EXTRACTED DATA —

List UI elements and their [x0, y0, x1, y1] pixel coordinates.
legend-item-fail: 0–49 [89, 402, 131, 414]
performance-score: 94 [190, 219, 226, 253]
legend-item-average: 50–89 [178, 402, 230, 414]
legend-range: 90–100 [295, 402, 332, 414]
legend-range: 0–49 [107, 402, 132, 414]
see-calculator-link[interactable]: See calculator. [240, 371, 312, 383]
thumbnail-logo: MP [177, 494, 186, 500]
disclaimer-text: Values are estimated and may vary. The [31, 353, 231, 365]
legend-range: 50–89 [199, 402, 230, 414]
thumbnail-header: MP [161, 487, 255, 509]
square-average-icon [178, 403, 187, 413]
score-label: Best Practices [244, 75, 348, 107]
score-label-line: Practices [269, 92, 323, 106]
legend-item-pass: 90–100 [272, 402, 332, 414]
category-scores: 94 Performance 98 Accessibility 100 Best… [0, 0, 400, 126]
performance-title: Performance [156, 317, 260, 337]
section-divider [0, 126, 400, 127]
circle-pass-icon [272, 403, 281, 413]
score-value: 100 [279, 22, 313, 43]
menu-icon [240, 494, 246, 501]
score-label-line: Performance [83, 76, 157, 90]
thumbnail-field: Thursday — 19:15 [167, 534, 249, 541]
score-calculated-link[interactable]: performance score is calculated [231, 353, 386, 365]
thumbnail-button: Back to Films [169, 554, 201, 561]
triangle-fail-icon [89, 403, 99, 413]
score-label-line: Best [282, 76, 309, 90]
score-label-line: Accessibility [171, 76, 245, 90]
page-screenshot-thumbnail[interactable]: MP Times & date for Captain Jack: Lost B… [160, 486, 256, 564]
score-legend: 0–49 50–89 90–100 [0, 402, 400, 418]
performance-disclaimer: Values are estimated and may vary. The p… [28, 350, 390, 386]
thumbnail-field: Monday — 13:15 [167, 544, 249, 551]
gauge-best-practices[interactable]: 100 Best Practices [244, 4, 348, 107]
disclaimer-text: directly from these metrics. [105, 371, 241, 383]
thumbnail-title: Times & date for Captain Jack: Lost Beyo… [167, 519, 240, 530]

SHORT EXERCISE —
Please rewrite the listing above as a JSON list of strings, with each line as its own string and no blank lines.

EXPECTED ANSWER —
[
  "List UI elements and their [x0, y0, x1, y1] pixel coordinates.",
  "legend-item-fail: 0–49 [89, 402, 131, 414]",
  "performance-score: 94 [190, 219, 226, 253]",
  "legend-item-average: 50–89 [178, 402, 230, 414]",
  "legend-range: 90–100 [295, 402, 332, 414]",
  "legend-range: 0–49 [107, 402, 132, 414]",
  "see-calculator-link[interactable]: See calculator. [240, 371, 312, 383]",
  "thumbnail-logo: MP [177, 494, 186, 500]",
  "disclaimer-text: Values are estimated and may vary. The [31, 353, 231, 365]",
  "legend-range: 50–89 [199, 402, 230, 414]",
  "thumbnail-header: MP [161, 487, 255, 509]",
  "square-average-icon [178, 403, 187, 413]",
  "score-label: Best Practices [244, 75, 348, 107]",
  "score-label-line: Practices [269, 92, 323, 106]",
  "legend-item-pass: 90–100 [272, 402, 332, 414]",
  "category-scores: 94 Performance 98 Accessibility 100 Best… [0, 0, 400, 126]",
  "performance-title: Performance [156, 317, 260, 337]",
  "section-divider [0, 126, 400, 127]",
  "circle-pass-icon [272, 403, 281, 413]",
  "score-value: 100 [279, 22, 313, 43]",
  "menu-icon [240, 494, 246, 501]",
  "score-label-line: Performance [83, 76, 157, 90]",
  "thumbnail-field: Thursday — 19:15 [167, 534, 249, 541]",
  "score-calculated-link[interactable]: performance score is calculated [231, 353, 386, 365]",
  "thumbnail-button: Back to Films [169, 554, 201, 561]",
  "triangle-fail-icon [89, 403, 99, 413]",
  "score-label-line: Best [282, 76, 309, 90]",
  "score-label-line: Accessibility [171, 76, 245, 90]",
  "page-screenshot-thumbnail[interactable]: MP Times & date for Captain Jack: Lost B… [160, 486, 256, 564]",
  "score-legend: 0–49 50–89 90–100 [0, 402, 400, 418]",
  "performance-disclaimer: Values are estimated and may vary. The p… [28, 350, 390, 386]",
  "thumbnail-field: Monday — 13:15 [167, 544, 249, 551]",
  "gauge-best-practices[interactable]: 100 Best Practices [244, 4, 348, 107]",
  "disclaimer-text: directly from these metrics. [105, 371, 241, 383]",
  "thumbnail-title: Times & date for Captain Jack: Lost Beyo… [167, 519, 240, 530]"
]